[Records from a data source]
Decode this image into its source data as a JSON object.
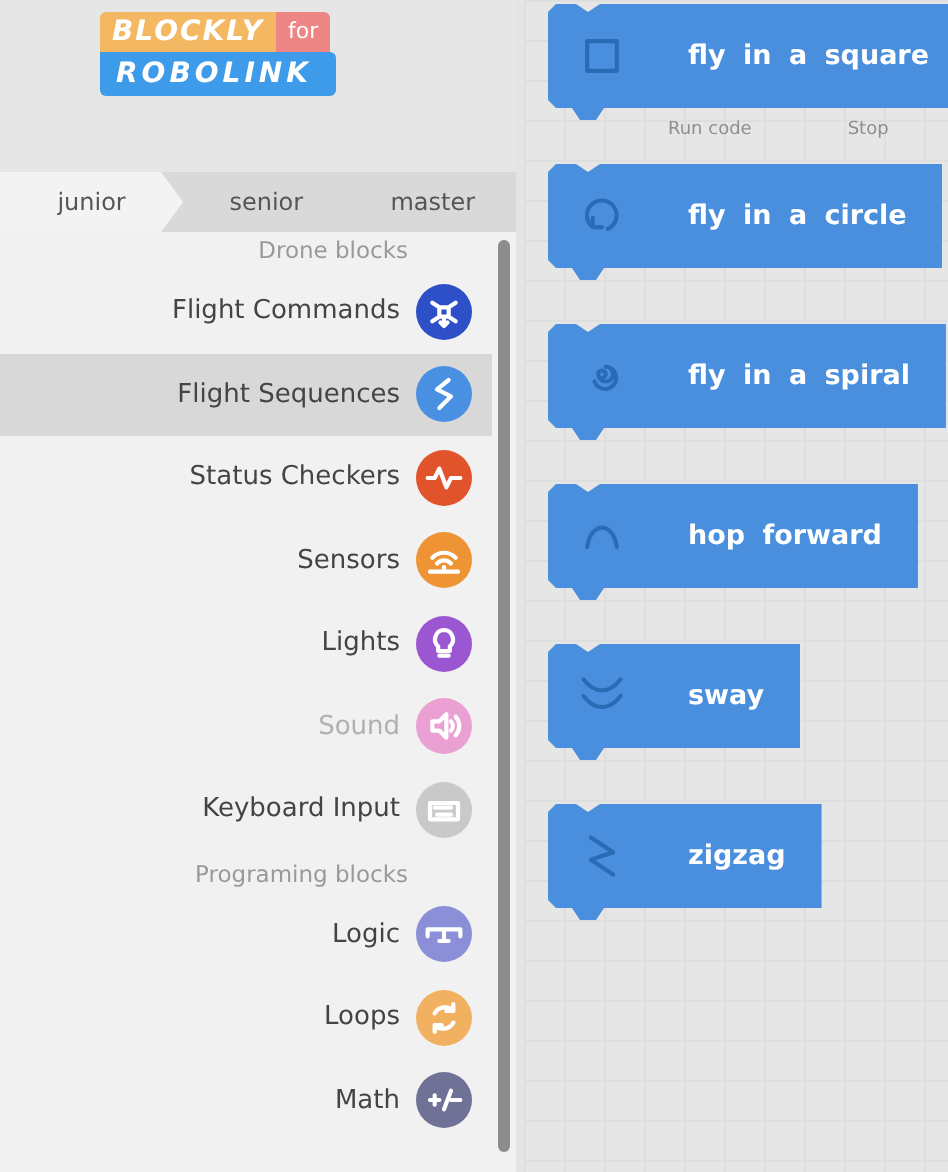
{
  "logo": {
    "line_1": "BLOCKLY",
    "tag": "for",
    "line_2": "ROBOLINK"
  },
  "tabs": [
    {
      "label": "junior",
      "selected": true
    },
    {
      "label": "senior",
      "selected": false
    },
    {
      "label": "master",
      "selected": false
    }
  ],
  "categories": [
    {
      "kind": "header",
      "label": "Drone blocks"
    },
    {
      "kind": "item",
      "label": "Flight Commands",
      "color": "#2d4fc8",
      "selected": false,
      "disabled": false
    },
    {
      "kind": "item",
      "label": "Flight Sequences",
      "color": "#4a90e2",
      "selected": true,
      "disabled": false
    },
    {
      "kind": "item",
      "label": "Status Checkers",
      "color": "#e0532b",
      "selected": false,
      "disabled": false
    },
    {
      "kind": "item",
      "label": "Sensors",
      "color": "#ef9434",
      "selected": false,
      "disabled": false
    },
    {
      "kind": "item",
      "label": "Lights",
      "color": "#9b56d2",
      "selected": false,
      "disabled": false
    },
    {
      "kind": "item",
      "label": "Sound",
      "color": "#eaa0d2",
      "selected": false,
      "disabled": true
    },
    {
      "kind": "item",
      "label": "Keyboard Input",
      "color": "#c9c9c9",
      "selected": false,
      "disabled": false
    },
    {
      "kind": "header",
      "label": "Programing blocks"
    },
    {
      "kind": "item",
      "label": "Logic",
      "color": "#8a8fd8",
      "selected": false,
      "disabled": false
    },
    {
      "kind": "item",
      "label": "Loops",
      "color": "#f2b061",
      "selected": false,
      "disabled": false
    },
    {
      "kind": "item",
      "label": "Math",
      "color": "#6f7196",
      "selected": false,
      "disabled": false
    }
  ],
  "workspace": {
    "blocks": [
      {
        "label": "fly in a square"
      },
      {
        "label": "fly in a circle"
      },
      {
        "label": "fly in a spiral"
      },
      {
        "label": "hop forward"
      },
      {
        "label": "sway"
      },
      {
        "label": "zigzag"
      }
    ],
    "controls": [
      "Run code",
      "Stop"
    ]
  }
}
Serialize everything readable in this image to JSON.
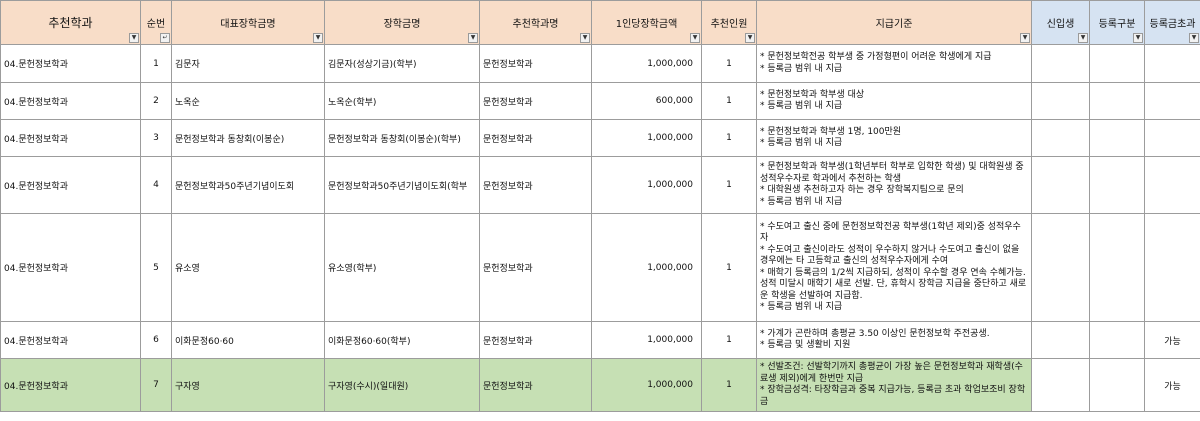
{
  "headers": [
    {
      "label": "추천학과",
      "filter": "filter-active"
    },
    {
      "label": "순번",
      "filter": "sort"
    },
    {
      "label": "대표장학금명",
      "filter": "dropdown"
    },
    {
      "label": "장학금명",
      "filter": "dropdown"
    },
    {
      "label": "추천학과명",
      "filter": "dropdown"
    },
    {
      "label": "1인당장학금액",
      "filter": "dropdown"
    },
    {
      "label": "추천인원",
      "filter": "dropdown"
    },
    {
      "label": "지급기준",
      "filter": "dropdown"
    },
    {
      "label": "신입생",
      "filter": "dropdown"
    },
    {
      "label": "등록구분",
      "filter": "dropdown"
    },
    {
      "label": "등록금초과",
      "filter": "dropdown"
    }
  ],
  "colors": {
    "header": "#f8ddc8",
    "header_blue": "#d6e3f2",
    "highlight_row": "#c6e0b4",
    "grid": "#9c9c9c"
  },
  "rows": [
    {
      "dept": "04.문헌정보학과",
      "no": "1",
      "rep": "김문자",
      "name": "김문자(성상기금)(학부)",
      "dept_name": "문헌정보학과",
      "amount": "1,000,000",
      "count": "1",
      "criteria": [
        "* 문헌정보학전공 학부생 중 가정형편이 어려운 학생에게 지급",
        "* 등록금 범위 내 지급"
      ],
      "freshman": "",
      "reg": "",
      "over": ""
    },
    {
      "dept": "04.문헌정보학과",
      "no": "2",
      "rep": "노옥순",
      "name": "노옥순(학부)",
      "dept_name": "문헌정보학과",
      "amount": "600,000",
      "count": "1",
      "criteria": [
        "* 문헌정보학과 학부생 대상",
        "* 등록금 범위 내 지급"
      ],
      "freshman": "",
      "reg": "",
      "over": ""
    },
    {
      "dept": "04.문헌정보학과",
      "no": "3",
      "rep": "문헌정보학과 동창회(이봉순)",
      "name": "문헌정보학과 동창회(이봉순)(학부)",
      "dept_name": "문헌정보학과",
      "amount": "1,000,000",
      "count": "1",
      "criteria": [
        "* 문헌정보학과 학부생 1명, 100만원",
        "* 등록금 범위 내 지급"
      ],
      "freshman": "",
      "reg": "",
      "over": ""
    },
    {
      "dept": "04.문헌정보학과",
      "no": "4",
      "rep": "문헌정보학과50주년기념이도회",
      "name": "문헌정보학과50주년기념이도회(학부",
      "dept_name": "문헌정보학과",
      "amount": "1,000,000",
      "count": "1",
      "criteria": [
        "* 문헌정보학과 학부생(1학년부터 학부로 입학한 학생) 및 대학원생 중 성적우수자로 학과에서 추천하는 학생",
        "* 대학원생 추천하고자 하는 경우 장학복지팀으로 문의",
        "* 등록금 범위 내 지급"
      ],
      "freshman": "",
      "reg": "",
      "over": ""
    },
    {
      "dept": "04.문헌정보학과",
      "no": "5",
      "rep": "유소영",
      "name": "유소영(학부)",
      "dept_name": "문헌정보학과",
      "amount": "1,000,000",
      "count": "1",
      "criteria": [
        "* 수도여고 출신 중에 문헌정보학전공 학부생(1학년 제외)중 성적우수자",
        "* 수도여고 출신이라도 성적이 우수하지 않거나 수도여고 출신이 없을 경우에는 타 고등학교 출신의 성적우수자에게 수여",
        "* 매학기 등록금의 1/2씩 지급하되, 성적이 우수할 경우 연속 수혜가능. 성적 미달시 매학기 새로 선발. 단, 휴학시 장학금 지급을 중단하고 새로운 학생을 선발하여 지급함.",
        "* 등록금 범위 내 지급"
      ],
      "freshman": "",
      "reg": "",
      "over": ""
    },
    {
      "dept": "04.문헌정보학과",
      "no": "6",
      "rep": "이화문정60·60",
      "name": "이화문정60·60(학부)",
      "dept_name": "문헌정보학과",
      "amount": "1,000,000",
      "count": "1",
      "criteria": [
        "* 가계가 곤란하며 총평균 3.50 이상인 문헌정보학 주전공생.",
        "* 등록금 및 생활비 지원"
      ],
      "freshman": "",
      "reg": "",
      "over": "가능"
    },
    {
      "dept": "04.문헌정보학과",
      "no": "7",
      "rep": "구자영",
      "name": "구자영(수시)(일대원)",
      "dept_name": "문헌정보학과",
      "amount": "1,000,000",
      "count": "1",
      "criteria": [
        "* 선발조건: 선발학기까지 총평균이 가장 높은 문헌정보학과 재학생(수료생 제외)에게 한번만 지급",
        "* 장학금성격: 타장학금과 중복 지급가능, 등록금 초과 학업보조비 장학금"
      ],
      "freshman": "",
      "reg": "",
      "over": "가능",
      "highlight": true
    }
  ]
}
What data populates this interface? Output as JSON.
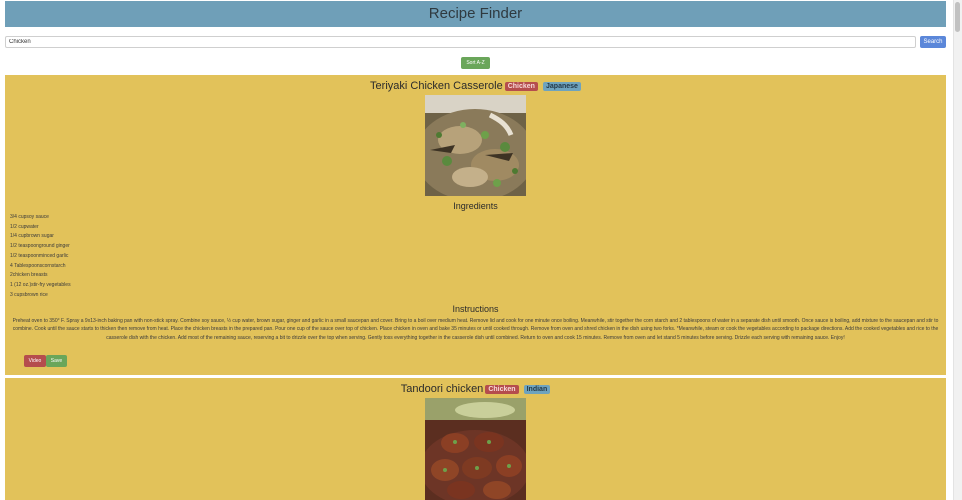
{
  "header": {
    "title": "Recipe Finder"
  },
  "search": {
    "value": "Chicken",
    "button_label": "Search"
  },
  "sort": {
    "label": "Sort A-Z"
  },
  "recipes": [
    {
      "title": "Teriyaki Chicken Casserole",
      "tags": [
        "Chicken",
        "Japanese"
      ],
      "ingredients_heading": "Ingredients",
      "ingredients": [
        "3/4 cupsoy sauce",
        "1/2 cupwater",
        "1/4 cupbrown sugar",
        "1/2 teaspoonground ginger",
        "1/2 teaspoonminced garlic",
        "4 Tablespoonscornstarch",
        "2chicken breasts",
        "1 (12 oz.)stir-fry vegetables",
        "3 cupsbrown rice"
      ],
      "instructions_heading": "Instructions",
      "instructions": "Preheat oven to 350° F. Spray a 9x13-inch baking pan with non-stick spray. Combine soy sauce, ½ cup water, brown sugar, ginger and garlic in a small saucepan and cover. Bring to a boil over medium heat. Remove lid and cook for one minute once boiling. Meanwhile, stir together the corn starch and 2 tablespoons of water in a separate dish until smooth. Once sauce is boiling, add mixture to the saucepan and stir to combine. Cook until the sauce starts to thicken then remove from heat. Place the chicken breasts in the prepared pan. Pour one cup of the sauce over top of chicken. Place chicken in oven and bake 35 minutes or until cooked through. Remove from oven and shred chicken in the dish using two forks. *Meanwhile, steam or cook the vegetables according to package directions. Add the cooked vegetables and rice to the casserole dish with the chicken. Add most of the remaining sauce, reserving a bit to drizzle over the top when serving. Gently toss everything together in the casserole dish until combined. Return to oven and cook 15 minutes. Remove from oven and let stand 5 minutes before serving. Drizzle each serving with remaining sauce. Enjoy!",
      "video_label": "Video",
      "save_label": "Save"
    },
    {
      "title": "Tandoori chicken",
      "tags": [
        "Chicken",
        "Indian"
      ]
    }
  ]
}
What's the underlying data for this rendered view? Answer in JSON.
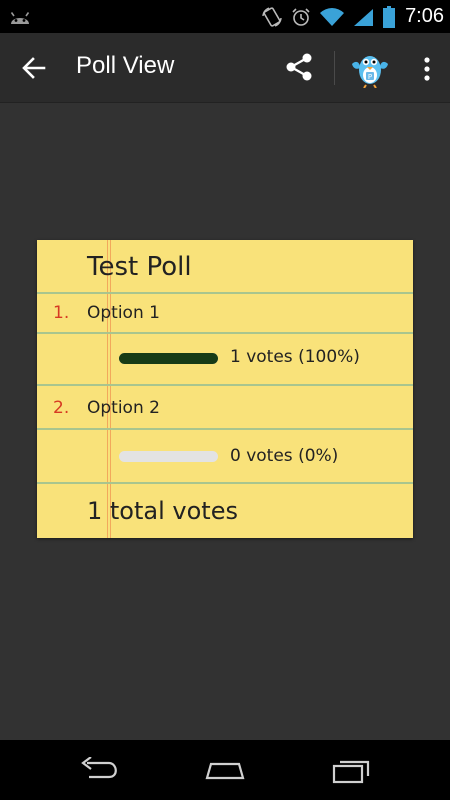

**Goal of the exercise:** Collect the complete line wherever the string "blocks" appears in the records.

**Complete response:**
      "label": "Drone blocks"
      "label": "Programing blocks"
    "blocks": [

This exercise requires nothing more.